START Provided entries

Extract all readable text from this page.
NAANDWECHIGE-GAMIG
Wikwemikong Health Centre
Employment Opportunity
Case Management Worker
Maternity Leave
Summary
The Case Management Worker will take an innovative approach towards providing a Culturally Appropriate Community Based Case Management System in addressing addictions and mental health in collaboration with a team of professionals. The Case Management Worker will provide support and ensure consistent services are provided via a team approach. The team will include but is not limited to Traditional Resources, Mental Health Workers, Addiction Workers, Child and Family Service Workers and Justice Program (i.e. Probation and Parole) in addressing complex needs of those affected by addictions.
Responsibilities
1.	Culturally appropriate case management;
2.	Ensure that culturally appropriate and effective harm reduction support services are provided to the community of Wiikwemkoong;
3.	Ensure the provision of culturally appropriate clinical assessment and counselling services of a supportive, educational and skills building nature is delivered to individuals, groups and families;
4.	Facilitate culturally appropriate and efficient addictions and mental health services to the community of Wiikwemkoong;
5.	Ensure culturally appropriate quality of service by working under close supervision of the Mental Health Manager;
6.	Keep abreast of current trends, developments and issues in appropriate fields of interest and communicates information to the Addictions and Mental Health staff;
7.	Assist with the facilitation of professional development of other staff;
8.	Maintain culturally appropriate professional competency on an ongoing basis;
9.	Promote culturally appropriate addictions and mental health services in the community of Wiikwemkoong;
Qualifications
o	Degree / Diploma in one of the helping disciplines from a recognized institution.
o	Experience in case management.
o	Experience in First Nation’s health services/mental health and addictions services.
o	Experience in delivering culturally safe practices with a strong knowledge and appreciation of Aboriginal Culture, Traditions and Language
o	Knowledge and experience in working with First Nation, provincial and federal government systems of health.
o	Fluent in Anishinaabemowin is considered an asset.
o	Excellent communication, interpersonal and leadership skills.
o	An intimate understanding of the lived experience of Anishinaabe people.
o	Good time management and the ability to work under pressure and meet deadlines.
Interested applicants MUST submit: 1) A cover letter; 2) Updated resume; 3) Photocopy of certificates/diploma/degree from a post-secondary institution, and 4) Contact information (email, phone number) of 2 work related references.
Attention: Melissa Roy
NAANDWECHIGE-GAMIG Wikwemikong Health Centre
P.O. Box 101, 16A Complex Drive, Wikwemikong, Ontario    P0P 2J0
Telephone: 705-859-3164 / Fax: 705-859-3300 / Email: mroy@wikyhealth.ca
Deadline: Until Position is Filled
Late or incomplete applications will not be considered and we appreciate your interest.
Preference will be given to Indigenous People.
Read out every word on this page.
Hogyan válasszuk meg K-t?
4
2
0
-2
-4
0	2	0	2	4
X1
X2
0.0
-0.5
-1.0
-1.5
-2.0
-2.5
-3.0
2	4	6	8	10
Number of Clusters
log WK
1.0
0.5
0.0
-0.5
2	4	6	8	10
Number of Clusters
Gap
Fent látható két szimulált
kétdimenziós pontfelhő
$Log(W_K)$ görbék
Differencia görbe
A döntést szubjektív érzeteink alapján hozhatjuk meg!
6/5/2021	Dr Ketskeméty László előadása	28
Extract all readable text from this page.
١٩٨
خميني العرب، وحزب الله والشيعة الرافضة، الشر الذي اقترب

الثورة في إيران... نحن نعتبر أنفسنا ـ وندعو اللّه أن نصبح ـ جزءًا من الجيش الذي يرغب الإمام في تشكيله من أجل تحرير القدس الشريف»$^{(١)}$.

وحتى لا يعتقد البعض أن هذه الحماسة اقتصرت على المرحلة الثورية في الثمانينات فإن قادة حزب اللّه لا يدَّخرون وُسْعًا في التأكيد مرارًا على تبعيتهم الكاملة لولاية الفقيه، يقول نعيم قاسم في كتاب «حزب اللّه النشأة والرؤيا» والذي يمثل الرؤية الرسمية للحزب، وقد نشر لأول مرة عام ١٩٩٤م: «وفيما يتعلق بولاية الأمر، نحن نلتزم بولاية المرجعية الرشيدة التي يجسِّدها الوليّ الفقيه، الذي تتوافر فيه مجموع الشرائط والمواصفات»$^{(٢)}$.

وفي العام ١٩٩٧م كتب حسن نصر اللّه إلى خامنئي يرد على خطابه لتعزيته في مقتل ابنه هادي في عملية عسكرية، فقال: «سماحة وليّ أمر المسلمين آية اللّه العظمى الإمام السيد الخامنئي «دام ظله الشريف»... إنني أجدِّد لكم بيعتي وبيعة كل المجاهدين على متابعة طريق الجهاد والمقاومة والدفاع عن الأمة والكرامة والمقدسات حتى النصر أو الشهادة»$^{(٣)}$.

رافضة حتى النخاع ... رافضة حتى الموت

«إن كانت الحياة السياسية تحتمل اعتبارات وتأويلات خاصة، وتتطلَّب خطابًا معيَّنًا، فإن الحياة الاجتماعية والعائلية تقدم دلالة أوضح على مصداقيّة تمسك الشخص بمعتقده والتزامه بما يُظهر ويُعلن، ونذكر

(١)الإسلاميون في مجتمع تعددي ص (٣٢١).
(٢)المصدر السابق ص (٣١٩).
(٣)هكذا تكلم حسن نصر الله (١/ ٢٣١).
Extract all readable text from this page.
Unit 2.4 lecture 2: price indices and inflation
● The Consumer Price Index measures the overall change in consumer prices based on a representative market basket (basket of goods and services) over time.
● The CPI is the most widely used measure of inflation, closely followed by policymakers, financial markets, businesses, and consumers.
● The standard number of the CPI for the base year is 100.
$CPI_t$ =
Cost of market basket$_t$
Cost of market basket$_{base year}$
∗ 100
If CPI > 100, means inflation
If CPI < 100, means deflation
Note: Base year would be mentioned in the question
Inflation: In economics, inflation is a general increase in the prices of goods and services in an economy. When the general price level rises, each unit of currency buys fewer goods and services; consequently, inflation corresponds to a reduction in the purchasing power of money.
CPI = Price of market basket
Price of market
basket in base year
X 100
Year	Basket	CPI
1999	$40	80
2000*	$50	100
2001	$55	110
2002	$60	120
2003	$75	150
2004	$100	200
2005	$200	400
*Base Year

END Provided entries

[Request]:
Copy every line of the listing containing the string "First".

[Complete response]:
o	Experience in First Nation’s health services/mental health and addictions services.
o	Knowledge and experience in working with First Nation, provincial and federal government systems of health.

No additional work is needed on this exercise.